Exercise directions:
Count every line in the data below where "Disabled" occurs, then state that number and nothing more.

(Dataset records)
— start —
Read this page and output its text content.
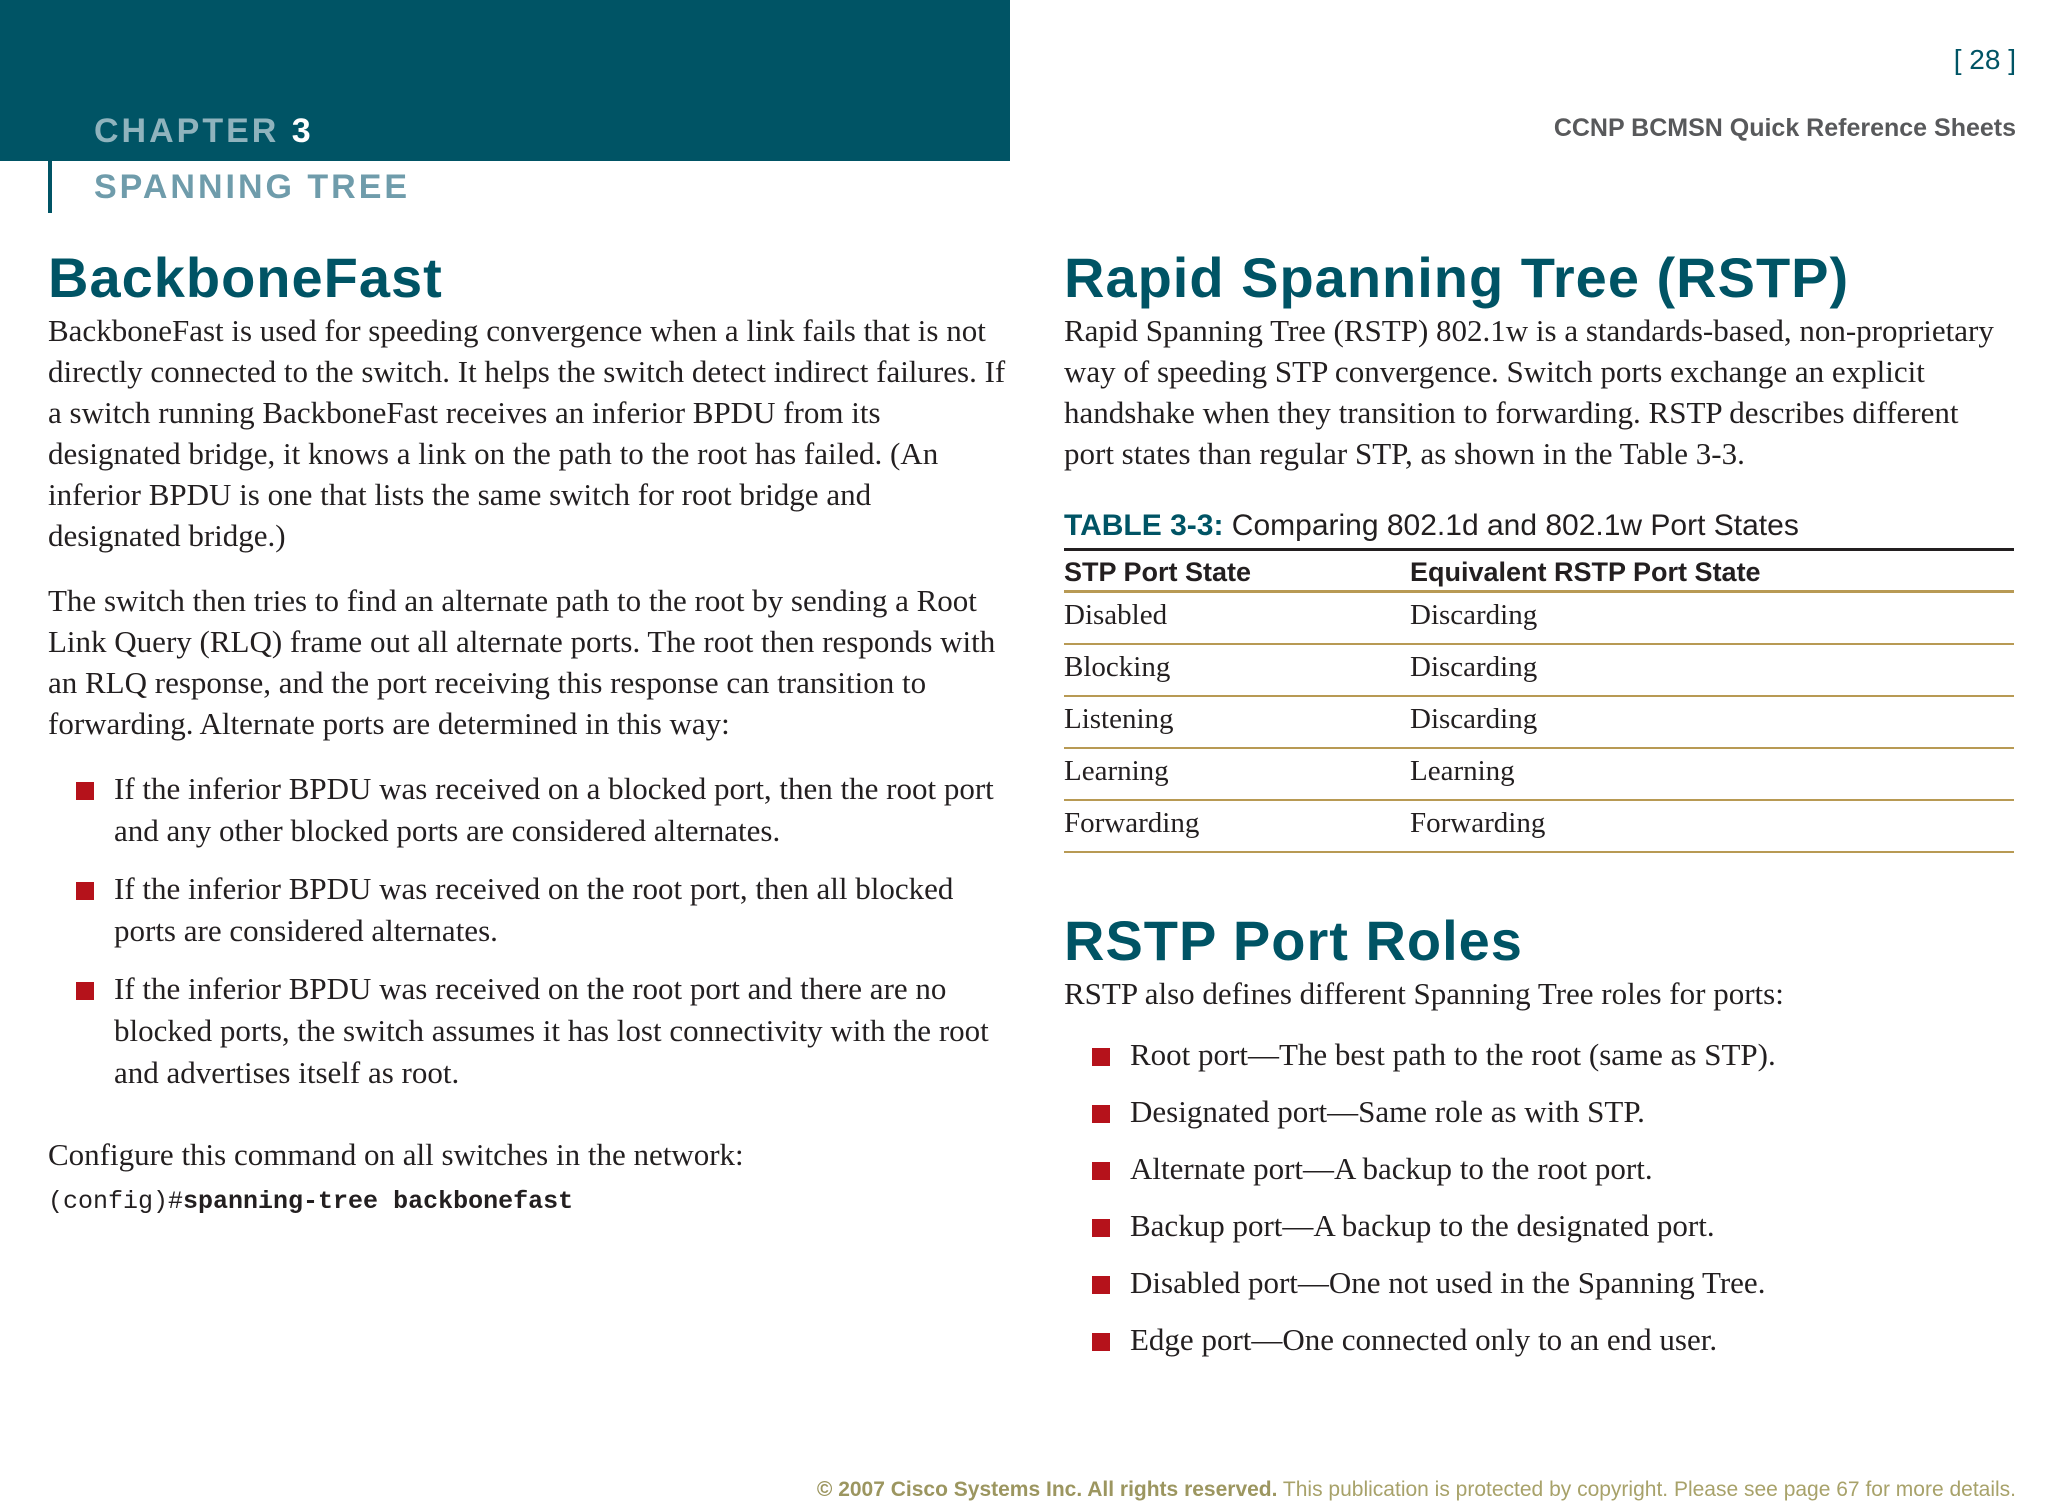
CHAPTER 3
SPANNING TREE
[ 28 ]
CCNP BCMSN Quick Reference Sheets
BackboneFast

BackboneFast is used for speeding convergence when a link fails that is not directly connected to the switch. It helps the switch detect indirect failures. If a switch running BackboneFast receives an inferior BPDU from its designated bridge, it knows a link on the path to the root has failed. (An inferior BPDU is one that lists the same switch for root bridge and designated bridge.)

The switch then tries to find an alternate path to the root by sending a Root Link Query (RLQ) frame out all alternate ports. The root then responds with an RLQ response, and the port receiving this response can transition to forwarding. Alternate ports are determined in this way:

If the inferior BPDU was received on a blocked port, then the root port and any other blocked ports are considered alternates.
If the inferior BPDU was received on the root port, then all blocked ports are considered alternates.
If the inferior BPDU was received on the root port and there are no blocked ports, the switch assumes it has lost connectivity with the root and advertises itself as root.

Configure this command on all switches in the network:

(config)#spanning-tree backbonefast
Rapid Spanning Tree (RSTP)

Rapid Spanning Tree (RSTP) 802.1w is a standards-based, non-proprietary way of speeding STP convergence. Switch ports exchange an explicit handshake when they transition to forwarding. RSTP describes different port states than regular STP, as shown in the Table 3-3.

TABLE 3-3: Comparing 802.1d and 802.1w Port States
STP Port State	Equivalent RSTP Port State
Disabled	Discarding
Blocking	Discarding
Listening	Discarding
Learning	Learning
Forwarding	Forwarding
RSTP Port Roles

RSTP also defines different Spanning Tree roles for ports:

Root port—The best path to the root (same as STP).
Designated port—Same role as with STP.
Alternate port—A backup to the root port.
Backup port—A backup to the designated port.
Disabled port—One not used in the Spanning Tree.
Edge port—One connected only to an end user.
© 2007 Cisco Systems Inc. All rights reserved. This publication is protected by copyright. Please see page 67 for more details.
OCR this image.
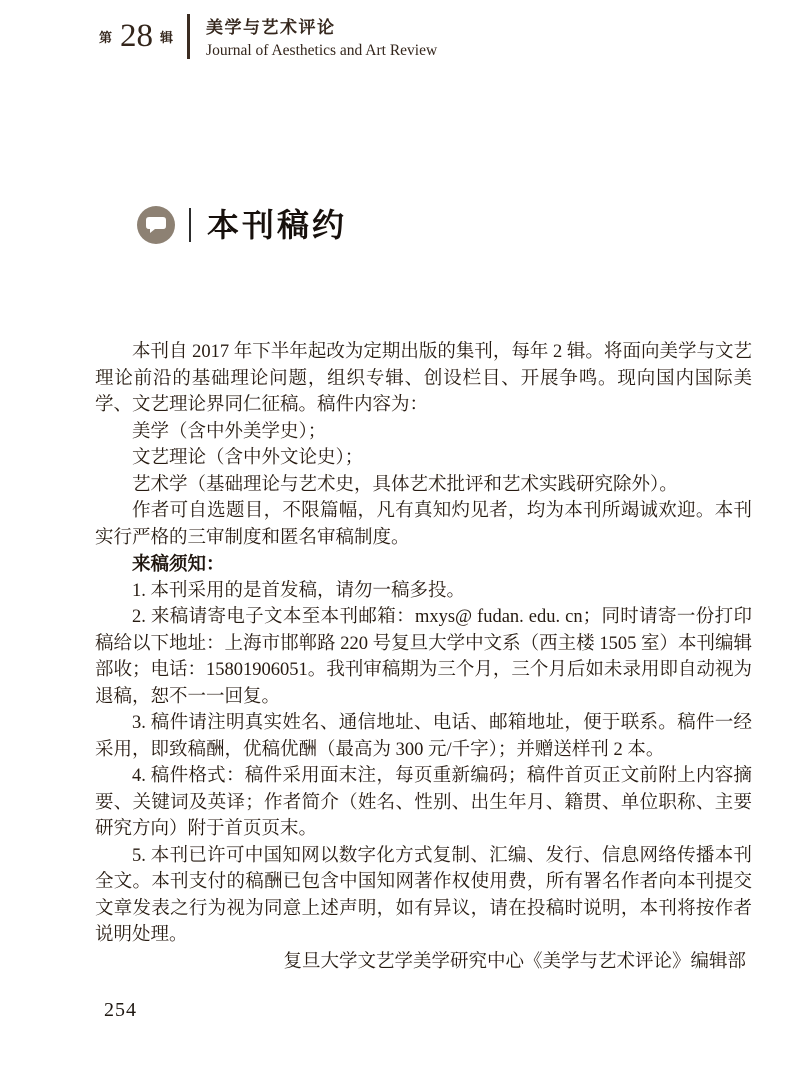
第 28 辑
美学与艺术评论
Journal of Aesthetics and Art Review
本刊稿约

本刊自 2017 年下半年起改为定期出版的集刊，每年 2 辑。将面向美学与文艺理论前沿的基础理论问题，组织专辑、创设栏目、开展争鸣。现向国内国际美学、文艺理论界同仁征稿。稿件内容为：

美学（含中外美学史）；

文艺理论（含中外文论史）；

艺术学（基础理论与艺术史，具体艺术批评和艺术实践研究除外）。

作者可自选题目，不限篇幅，凡有真知灼见者，均为本刊所竭诚欢迎。本刊实行严格的三审制度和匿名审稿制度。

来稿须知：

1. 本刊采用的是首发稿，请勿一稿多投。

2. 来稿请寄电子文本至本刊邮箱：mxys@ fudan. edu. cn；同时请寄一份打印稿给以下地址：上海市邯郸路 220 号复旦大学中文系（西主楼 1505 室）本刊编辑部收；电话：15801906051。我刊审稿期为三个月，三个月后如未录用即自动视为退稿，恕不一一回复。

3. 稿件请注明真实姓名、通信地址、电话、邮箱地址，便于联系。稿件一经采用，即致稿酬，优稿优酬（最高为 300 元/千字）；并赠送样刊 2 本。

4. 稿件格式：稿件采用面末注，每页重新编码；稿件首页正文前附上内容摘要、关键词及英译；作者简介（姓名、性别、出生年月、籍贯、单位职称、主要研究方向）附于首页页末。

5. 本刊已许可中国知网以数字化方式复制、汇编、发行、信息网络传播本刊全文。本刊支付的稿酬已包含中国知网著作权使用费，所有署名作者向本刊提交文章发表之行为视为同意上述声明，如有异议，请在投稿时说明，本刊将按作者说明处理。

复旦大学文艺学美学研究中心《美学与艺术评论》编辑部

254
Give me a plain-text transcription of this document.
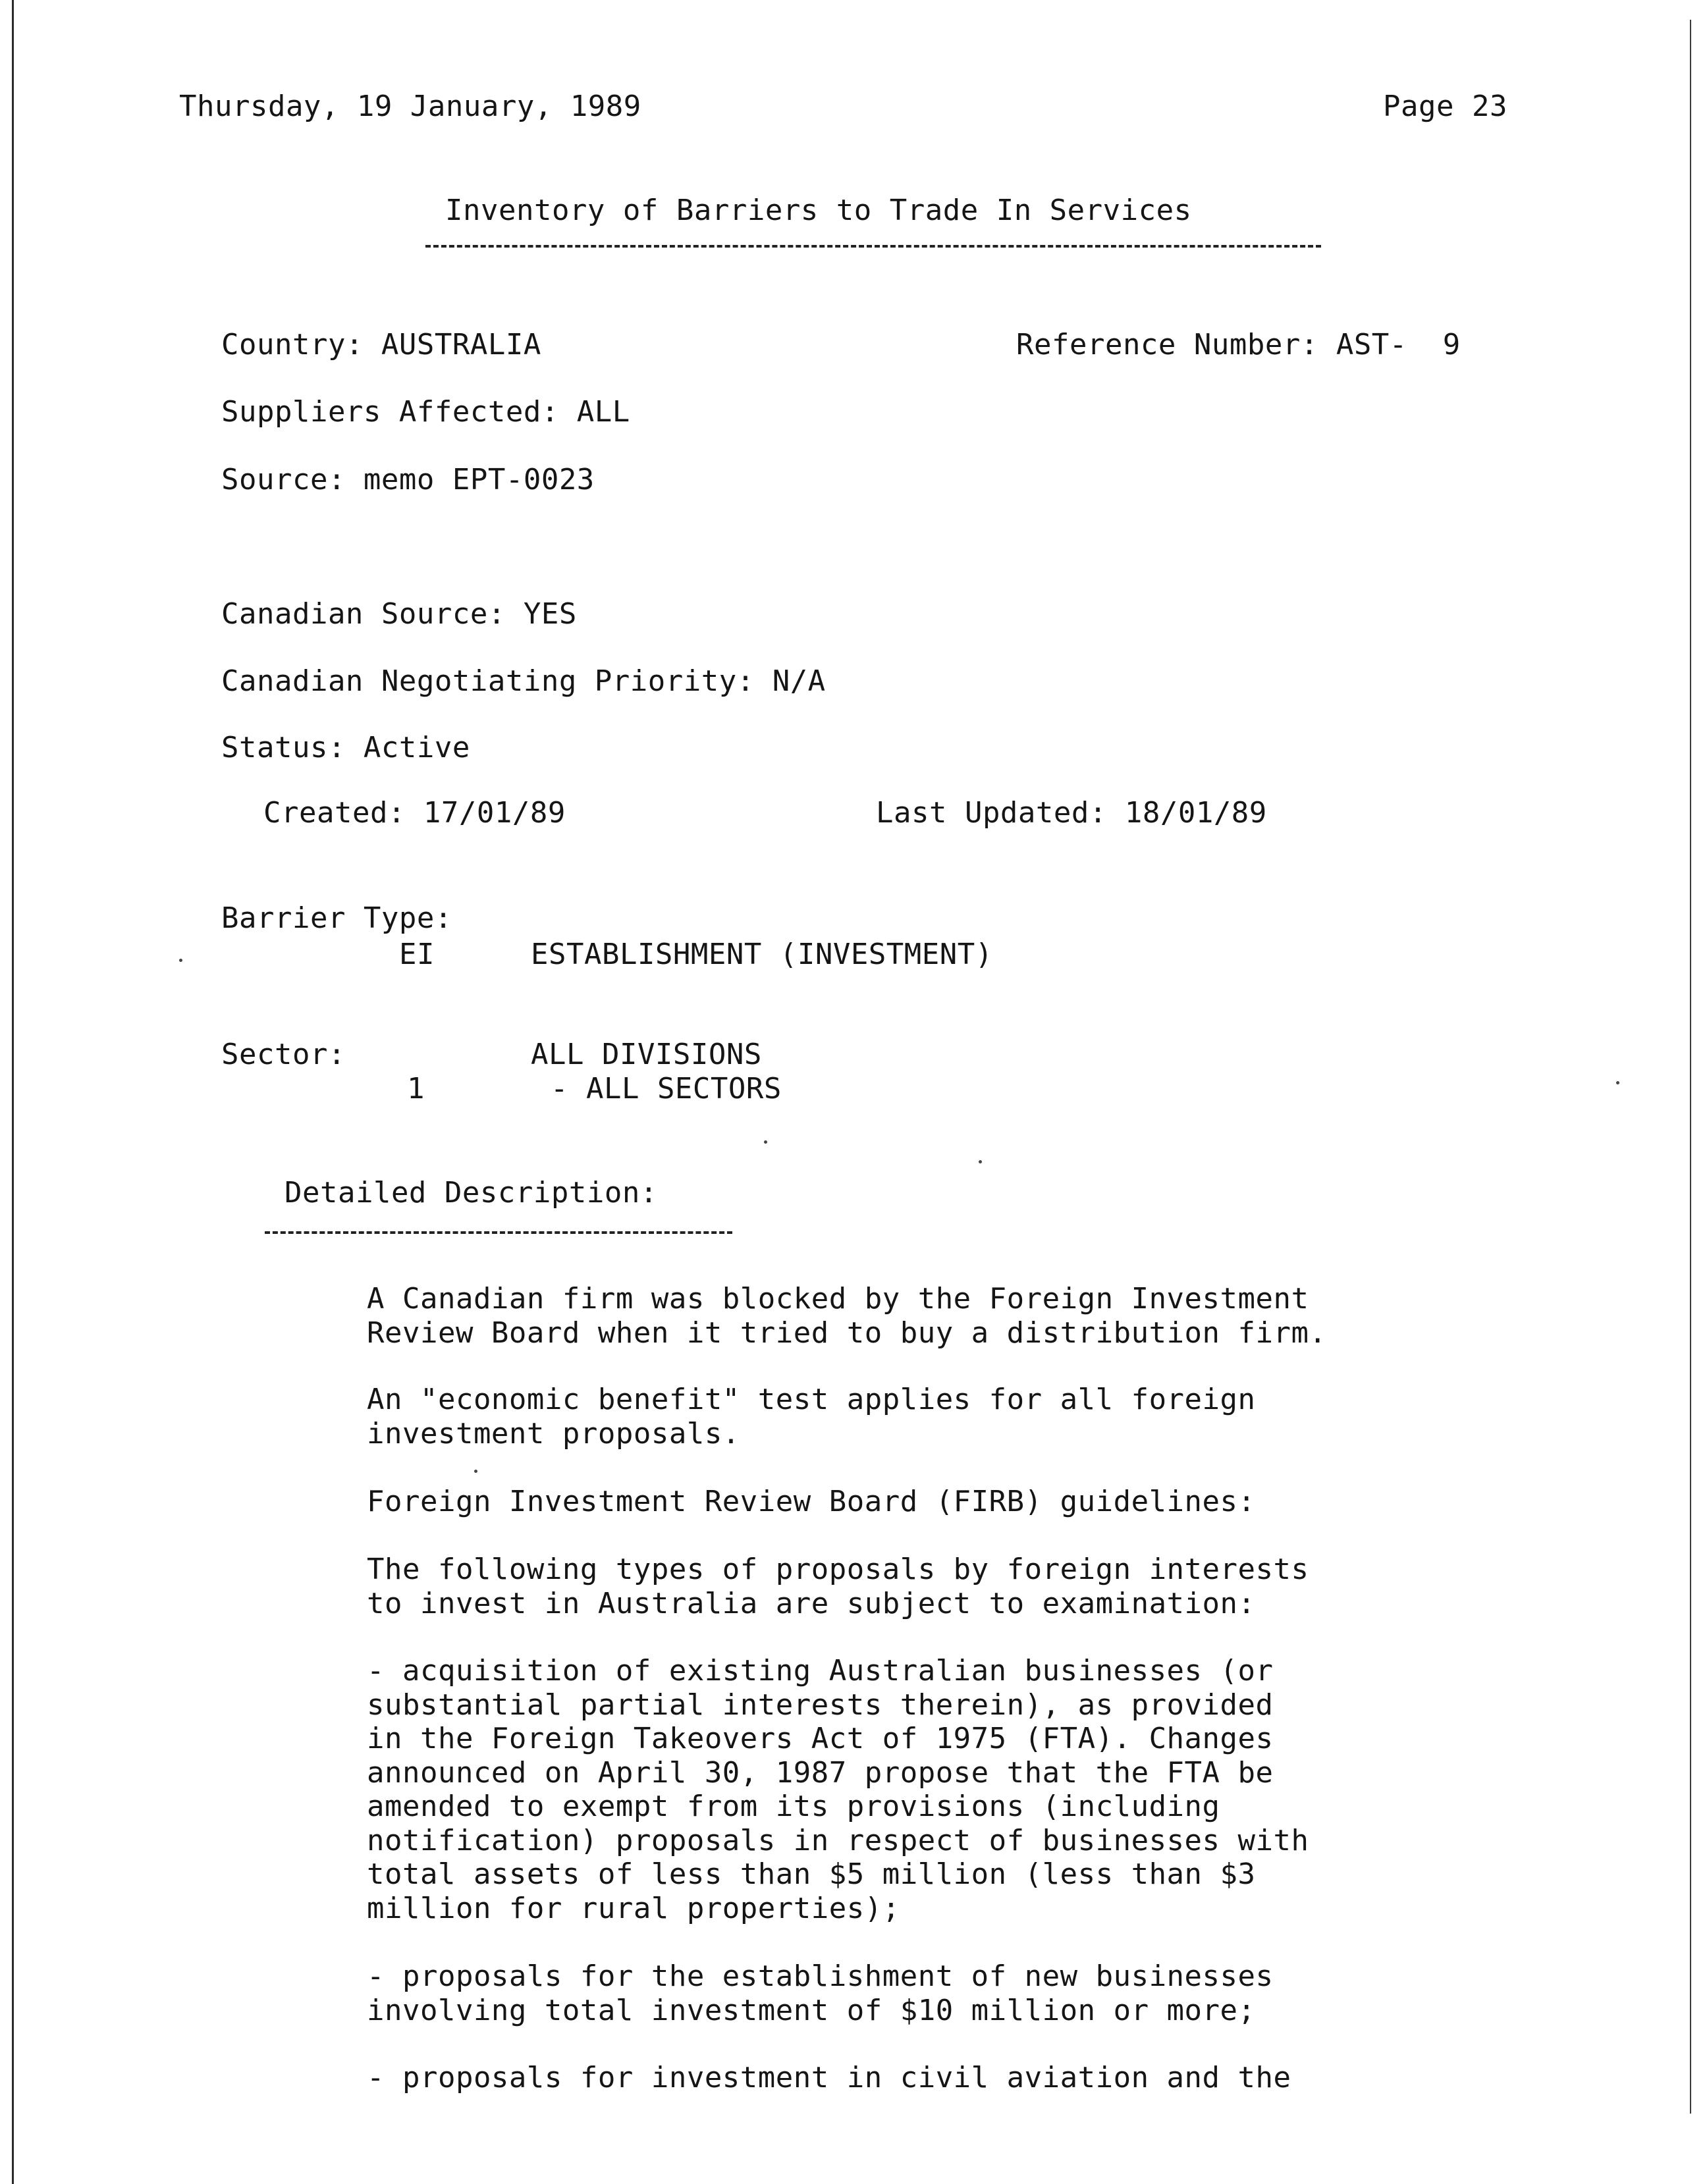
Thursday, 19 January, 1989	Page 23
Inventory of Barriers to Trade In Services
Country: AUSTRALIA	Reference Number: AST-  9
Suppliers Affected: ALL
Source: memo EPT-0023
Canadian Source: YES
Canadian Negotiating Priority: N/A
Status: Active
Created: 17/01/89	Last Updated: 18/01/89
Barrier Type:
EI	ESTABLISHMENT (INVESTMENT)
Sector:	ALL DIVISIONS
1	- ALL SECTORS
Detailed Description:
A Canadian firm was blocked by the Foreign Investment
Review Board when it tried to buy a distribution firm.
An "economic benefit" test applies for all foreign
investment proposals.
Foreign Investment Review Board (FIRB) guidelines:
The following types of proposals by foreign interests
to invest in Australia are subject to examination:
- acquisition of existing Australian businesses (or
substantial partial interests therein), as provided
in the Foreign Takeovers Act of 1975 (FTA). Changes
announced on April 30, 1987 propose that the FTA be
amended to exempt from its provisions (including
notification) proposals in respect of businesses with
total assets of less than $5 million (less than $3
million for rural properties);
- proposals for the establishment of new businesses
involving total investment of $10 million or more;
- proposals for investment in civil aviation and the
— end —
Correct response:
2